(Job) Go through the entries below and write each one out exactly.

-- start --

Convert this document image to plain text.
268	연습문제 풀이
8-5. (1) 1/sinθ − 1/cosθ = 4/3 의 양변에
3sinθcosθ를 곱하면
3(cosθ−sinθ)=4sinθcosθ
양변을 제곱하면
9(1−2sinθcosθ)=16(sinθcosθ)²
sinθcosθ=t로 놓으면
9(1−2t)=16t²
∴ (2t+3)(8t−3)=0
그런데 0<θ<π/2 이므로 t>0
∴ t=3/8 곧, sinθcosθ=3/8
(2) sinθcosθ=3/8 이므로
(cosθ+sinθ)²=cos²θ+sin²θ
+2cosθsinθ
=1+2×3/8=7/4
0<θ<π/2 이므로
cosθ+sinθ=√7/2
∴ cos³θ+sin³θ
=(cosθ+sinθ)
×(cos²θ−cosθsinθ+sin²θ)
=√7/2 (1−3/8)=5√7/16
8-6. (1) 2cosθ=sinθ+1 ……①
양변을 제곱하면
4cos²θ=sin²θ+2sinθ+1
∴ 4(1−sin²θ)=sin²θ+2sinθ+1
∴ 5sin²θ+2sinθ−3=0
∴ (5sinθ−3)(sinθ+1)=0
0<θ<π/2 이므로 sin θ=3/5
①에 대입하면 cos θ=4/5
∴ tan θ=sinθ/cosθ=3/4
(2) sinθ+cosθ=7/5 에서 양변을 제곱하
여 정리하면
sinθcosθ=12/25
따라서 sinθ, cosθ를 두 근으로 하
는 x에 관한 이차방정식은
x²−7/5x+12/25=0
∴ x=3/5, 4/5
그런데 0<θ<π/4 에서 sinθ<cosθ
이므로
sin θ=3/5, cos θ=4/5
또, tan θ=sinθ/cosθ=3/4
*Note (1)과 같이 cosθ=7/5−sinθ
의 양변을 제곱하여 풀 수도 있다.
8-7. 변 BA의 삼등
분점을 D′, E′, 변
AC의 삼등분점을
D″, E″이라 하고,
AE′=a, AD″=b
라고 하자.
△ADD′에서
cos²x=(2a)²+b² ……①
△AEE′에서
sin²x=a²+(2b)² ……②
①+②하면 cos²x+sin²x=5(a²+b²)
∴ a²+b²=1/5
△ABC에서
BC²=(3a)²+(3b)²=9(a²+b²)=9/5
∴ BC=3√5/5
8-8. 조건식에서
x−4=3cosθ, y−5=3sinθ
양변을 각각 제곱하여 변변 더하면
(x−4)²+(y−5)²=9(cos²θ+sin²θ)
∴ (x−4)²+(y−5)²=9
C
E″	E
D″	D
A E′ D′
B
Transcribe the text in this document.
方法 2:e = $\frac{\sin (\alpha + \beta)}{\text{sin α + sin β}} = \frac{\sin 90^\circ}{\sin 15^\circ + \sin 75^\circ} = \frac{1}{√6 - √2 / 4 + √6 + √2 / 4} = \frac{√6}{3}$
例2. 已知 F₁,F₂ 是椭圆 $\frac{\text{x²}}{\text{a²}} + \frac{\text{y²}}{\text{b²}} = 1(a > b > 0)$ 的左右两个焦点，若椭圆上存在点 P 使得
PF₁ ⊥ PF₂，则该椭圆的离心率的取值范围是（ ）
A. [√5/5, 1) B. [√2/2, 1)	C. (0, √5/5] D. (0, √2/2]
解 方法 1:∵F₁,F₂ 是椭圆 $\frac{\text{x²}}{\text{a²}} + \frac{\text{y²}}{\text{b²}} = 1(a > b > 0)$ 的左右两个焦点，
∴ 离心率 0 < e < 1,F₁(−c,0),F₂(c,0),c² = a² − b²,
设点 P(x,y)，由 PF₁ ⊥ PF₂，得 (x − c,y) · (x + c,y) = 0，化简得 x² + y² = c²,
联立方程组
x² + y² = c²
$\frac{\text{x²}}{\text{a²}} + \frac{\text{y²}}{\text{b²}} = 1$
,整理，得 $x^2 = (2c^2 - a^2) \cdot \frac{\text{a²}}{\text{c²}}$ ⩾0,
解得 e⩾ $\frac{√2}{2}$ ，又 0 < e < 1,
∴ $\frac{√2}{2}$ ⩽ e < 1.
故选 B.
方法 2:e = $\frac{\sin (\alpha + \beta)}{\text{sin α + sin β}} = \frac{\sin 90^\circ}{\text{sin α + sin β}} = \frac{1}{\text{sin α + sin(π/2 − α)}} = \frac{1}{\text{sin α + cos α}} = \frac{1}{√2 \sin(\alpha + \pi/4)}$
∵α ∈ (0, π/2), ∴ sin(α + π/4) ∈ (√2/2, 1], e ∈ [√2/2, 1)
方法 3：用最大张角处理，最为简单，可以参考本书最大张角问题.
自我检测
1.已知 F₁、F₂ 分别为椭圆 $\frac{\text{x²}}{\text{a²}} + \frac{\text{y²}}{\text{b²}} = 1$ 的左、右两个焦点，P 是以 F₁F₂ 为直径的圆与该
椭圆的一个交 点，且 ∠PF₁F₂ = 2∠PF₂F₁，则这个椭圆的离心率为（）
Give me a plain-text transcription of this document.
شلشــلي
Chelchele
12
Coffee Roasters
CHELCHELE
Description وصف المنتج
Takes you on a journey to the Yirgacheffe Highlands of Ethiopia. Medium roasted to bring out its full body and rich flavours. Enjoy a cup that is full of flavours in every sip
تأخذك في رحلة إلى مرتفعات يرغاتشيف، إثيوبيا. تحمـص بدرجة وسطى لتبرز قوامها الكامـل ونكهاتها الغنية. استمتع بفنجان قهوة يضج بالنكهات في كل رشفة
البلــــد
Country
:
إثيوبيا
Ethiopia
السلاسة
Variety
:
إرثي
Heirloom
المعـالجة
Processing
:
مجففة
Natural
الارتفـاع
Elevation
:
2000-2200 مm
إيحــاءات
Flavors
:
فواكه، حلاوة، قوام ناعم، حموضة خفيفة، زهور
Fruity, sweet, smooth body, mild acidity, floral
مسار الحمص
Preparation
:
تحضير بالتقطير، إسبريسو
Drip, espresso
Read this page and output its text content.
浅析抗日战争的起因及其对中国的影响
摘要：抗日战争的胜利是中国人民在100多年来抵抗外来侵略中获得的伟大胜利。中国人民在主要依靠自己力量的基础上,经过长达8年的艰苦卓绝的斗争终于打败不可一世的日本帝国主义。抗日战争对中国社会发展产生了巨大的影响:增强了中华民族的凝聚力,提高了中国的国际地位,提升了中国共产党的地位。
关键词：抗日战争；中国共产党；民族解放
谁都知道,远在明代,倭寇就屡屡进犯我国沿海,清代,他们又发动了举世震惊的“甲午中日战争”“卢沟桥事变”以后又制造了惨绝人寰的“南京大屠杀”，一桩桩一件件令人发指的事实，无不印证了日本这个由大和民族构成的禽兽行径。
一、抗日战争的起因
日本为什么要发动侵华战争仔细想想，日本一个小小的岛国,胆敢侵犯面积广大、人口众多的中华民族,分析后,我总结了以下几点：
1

-- end --

(Task result)
Convert this document image to plain text.
268	연습문제 풀이
8-5. (1) 1/sinθ − 1/cosθ = 4/3 의 양변에
3sinθcosθ를 곱하면
3(cosθ−sinθ)=4sinθcosθ
양변을 제곱하면
9(1−2sinθcosθ)=16(sinθcosθ)²
sinθcosθ=t로 놓으면
9(1−2t)=16t²
∴ (2t+3)(8t−3)=0
그런데 0<θ<π/2 이므로 t>0
∴ t=3/8 곧, sinθcosθ=3/8
(2) sinθcosθ=3/8 이므로
(cosθ+sinθ)²=cos²θ+sin²θ
+2cosθsinθ
=1+2×3/8=7/4
0<θ<π/2 이므로
cosθ+sinθ=√7/2
∴ cos³θ+sin³θ
=(cosθ+sinθ)
×(cos²θ−cosθsinθ+sin²θ)
=√7/2 (1−3/8)=5√7/16
8-6. (1) 2cosθ=sinθ+1 ……①
양변을 제곱하면
4cos²θ=sin²θ+2sinθ+1
∴ 4(1−sin²θ)=sin²θ+2sinθ+1
∴ 5sin²θ+2sinθ−3=0
∴ (5sinθ−3)(sinθ+1)=0
0<θ<π/2 이므로 sin θ=3/5
①에 대입하면 cos θ=4/5
∴ tan θ=sinθ/cosθ=3/4
(2) sinθ+cosθ=7/5 에서 양변을 제곱하
여 정리하면
sinθcosθ=12/25
따라서 sinθ, cosθ를 두 근으로 하
는 x에 관한 이차방정식은
x²−7/5x+12/25=0
∴ x=3/5, 4/5
그런데 0<θ<π/4 에서 sinθ<cosθ
이므로
sin θ=3/5, cos θ=4/5
또, tan θ=sinθ/cosθ=3/4
*Note (1)과 같이 cosθ=7/5−sinθ
의 양변을 제곱하여 풀 수도 있다.
8-7. 변 BA의 삼등
분점을 D′, E′, 변
AC의 삼등분점을
D″, E″이라 하고,
AE′=a, AD″=b
라고 하자.
△ADD′에서
cos²x=(2a)²+b² ……①
△AEE′에서
sin²x=a²+(2b)² ……②
①+②하면 cos²x+sin²x=5(a²+b²)
∴ a²+b²=1/5
△ABC에서
BC²=(3a)²+(3b)²=9(a²+b²)=9/5
∴ BC=3√5/5
8-8. 조건식에서
x−4=3cosθ, y−5=3sinθ
양변을 각각 제곱하여 변변 더하면
(x−4)²+(y−5)²=9(cos²θ+sin²θ)
∴ (x−4)²+(y−5)²=9
C
E″	E
D″	D
A E′ D′
B
Transcribe the text in this document.
方法 2:e = $\frac{\sin (\alpha + \beta)}{\text{sin α + sin β}} = \frac{\sin 90^\circ}{\sin 15^\circ + \sin 75^\circ} = \frac{1}{√6 - √2 / 4 + √6 + √2 / 4} = \frac{√6}{3}$
例2. 已知 F₁,F₂ 是椭圆 $\frac{\text{x²}}{\text{a²}} + \frac{\text{y²}}{\text{b²}} = 1(a > b > 0)$ 的左右两个焦点，若椭圆上存在点 P 使得
PF₁ ⊥ PF₂，则该椭圆的离心率的取值范围是（ ）
A. [√5/5, 1) B. [√2/2, 1)	C. (0, √5/5] D. (0, √2/2]
解 方法 1:∵F₁,F₂ 是椭圆 $\frac{\text{x²}}{\text{a²}} + \frac{\text{y²}}{\text{b²}} = 1(a > b > 0)$ 的左右两个焦点，
∴ 离心率 0 < e < 1,F₁(−c,0),F₂(c,0),c² = a² − b²,
设点 P(x,y)，由 PF₁ ⊥ PF₂，得 (x − c,y) · (x + c,y) = 0，化简得 x² + y² = c²,
联立方程组
x² + y² = c²
$\frac{\text{x²}}{\text{a²}} + \frac{\text{y²}}{\text{b²}} = 1$
,整理，得 $x^2 = (2c^2 - a^2) \cdot \frac{\text{a²}}{\text{c²}}$ ⩾0,
解得 e⩾ $\frac{√2}{2}$ ，又 0 < e < 1,
∴ $\frac{√2}{2}$ ⩽ e < 1.
故选 B.
方法 2:e = $\frac{\sin (\alpha + \beta)}{\text{sin α + sin β}} = \frac{\sin 90^\circ}{\text{sin α + sin β}} = \frac{1}{\text{sin α + sin(π/2 − α)}} = \frac{1}{\text{sin α + cos α}} = \frac{1}{√2 \sin(\alpha + \pi/4)}$
∵α ∈ (0, π/2), ∴ sin(α + π/4) ∈ (√2/2, 1], e ∈ [√2/2, 1)
方法 3：用最大张角处理，最为简单，可以参考本书最大张角问题.
自我检测
1.已知 F₁、F₂ 分别为椭圆 $\frac{\text{x²}}{\text{a²}} + \frac{\text{y²}}{\text{b²}} = 1$ 的左、右两个焦点，P 是以 F₁F₂ 为直径的圆与该
椭圆的一个交 点，且 ∠PF₁F₂ = 2∠PF₂F₁，则这个椭圆的离心率为（）
Give me a plain-text transcription of this document.
شلشــلي
Chelchele
12
Coffee Roasters
CHELCHELE
Description وصف المنتج
Takes you on a journey to the Yirgacheffe Highlands of Ethiopia. Medium roasted to bring out its full body and rich flavours. Enjoy a cup that is full of flavours in every sip
تأخذك في رحلة إلى مرتفعات يرغاتشيف، إثيوبيا. تحمـص بدرجة وسطى لتبرز قوامها الكامـل ونكهاتها الغنية. استمتع بفنجان قهوة يضج بالنكهات في كل رشفة
البلــــد
Country
:
إثيوبيا
Ethiopia
السلاسة
Variety
:
إرثي
Heirloom
المعـالجة
Processing
:
مجففة
Natural
الارتفـاع
Elevation
:
2000-2200 مm
إيحــاءات
Flavors
:
فواكه، حلاوة، قوام ناعم، حموضة خفيفة، زهور
Fruity, sweet, smooth body, mild acidity, floral
مسار الحمص
Preparation
:
تحضير بالتقطير، إسبريسو
Drip, espresso
Read this page and output its text content.
浅析抗日战争的起因及其对中国的影响
摘要：抗日战争的胜利是中国人民在100多年来抵抗外来侵略中获得的伟大胜利。中国人民在主要依靠自己力量的基础上,经过长达8年的艰苦卓绝的斗争终于打败不可一世的日本帝国主义。抗日战争对中国社会发展产生了巨大的影响:增强了中华民族的凝聚力,提高了中国的国际地位,提升了中国共产党的地位。
关键词：抗日战争；中国共产党；民族解放
谁都知道,远在明代,倭寇就屡屡进犯我国沿海,清代,他们又发动了举世震惊的“甲午中日战争”“卢沟桥事变”以后又制造了惨绝人寰的“南京大屠杀”，一桩桩一件件令人发指的事实，无不印证了日本这个由大和民族构成的禽兽行径。
一、抗日战争的起因
日本为什么要发动侵华战争仔细想想，日本一个小小的岛国,胆敢侵犯面积广大、人口众多的中华民族,分析后,我总结了以下几点：
1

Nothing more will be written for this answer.